▶ _Passage_
---

On this particular Saturday, I horsed around in the sanctuary waiting for my mother to finish. I don’t recall how it happened but somehow my Butch Wax fell inside the top of the upright piano. On tiptoes, hanging by my armpits from the hinged lid, I gazed deep into the guts of the instrument. The tube was gone. My mother had not seen what happened, so I quietly closed the lid and innocently ran my finger up and down the keys to hear if anything sounded at all… well… waxy. Fortunately, everything seemed fine so I was off the hook. Of course, if God was sitting in his center chair, he could hardly have missed what happened but I wasn’t sure it qualified as a sin so I kept it to myself.

It was my secret until well into my twenties though by then I’d long abandoned any guilt. Honestly, I’d nearly forgotten. Judy and I visited my parents one Christmastime and went to the church with my father to help decorate the tree. This involved rolling the piano a few feet to one side. Normally it was a simple procedure but this year one of the piano casters would not roll. Stooping to investigate I was delighted to find my old tube of Butch Wax jammed between the metal wheel and housing. Judging from the wax’s smell and color, it had aged none at all.

---

▶ _Data shown_

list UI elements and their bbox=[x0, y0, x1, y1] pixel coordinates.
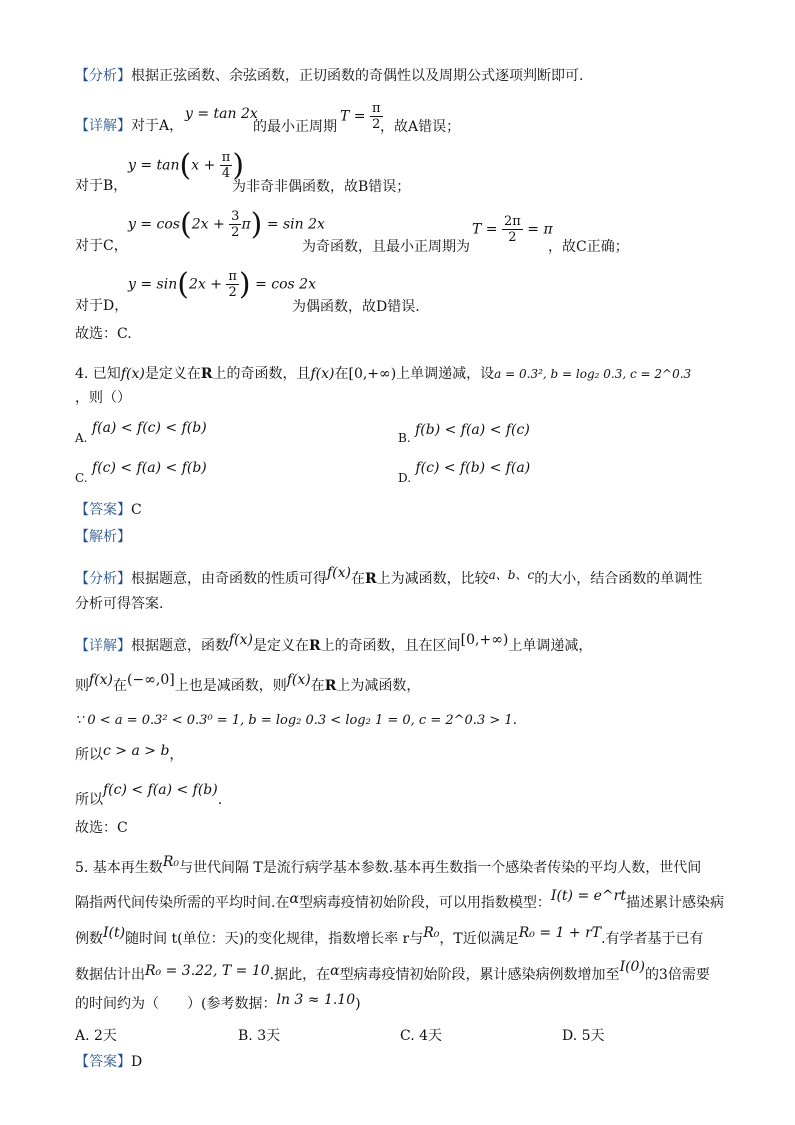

---

▶ _What you will do_
According to the passage, where was the old tube of Butch Wax found during the Christmastime visit?

▶ _Result for this exercise_
Jammed between the metal wheel and housing of one of the piano casters.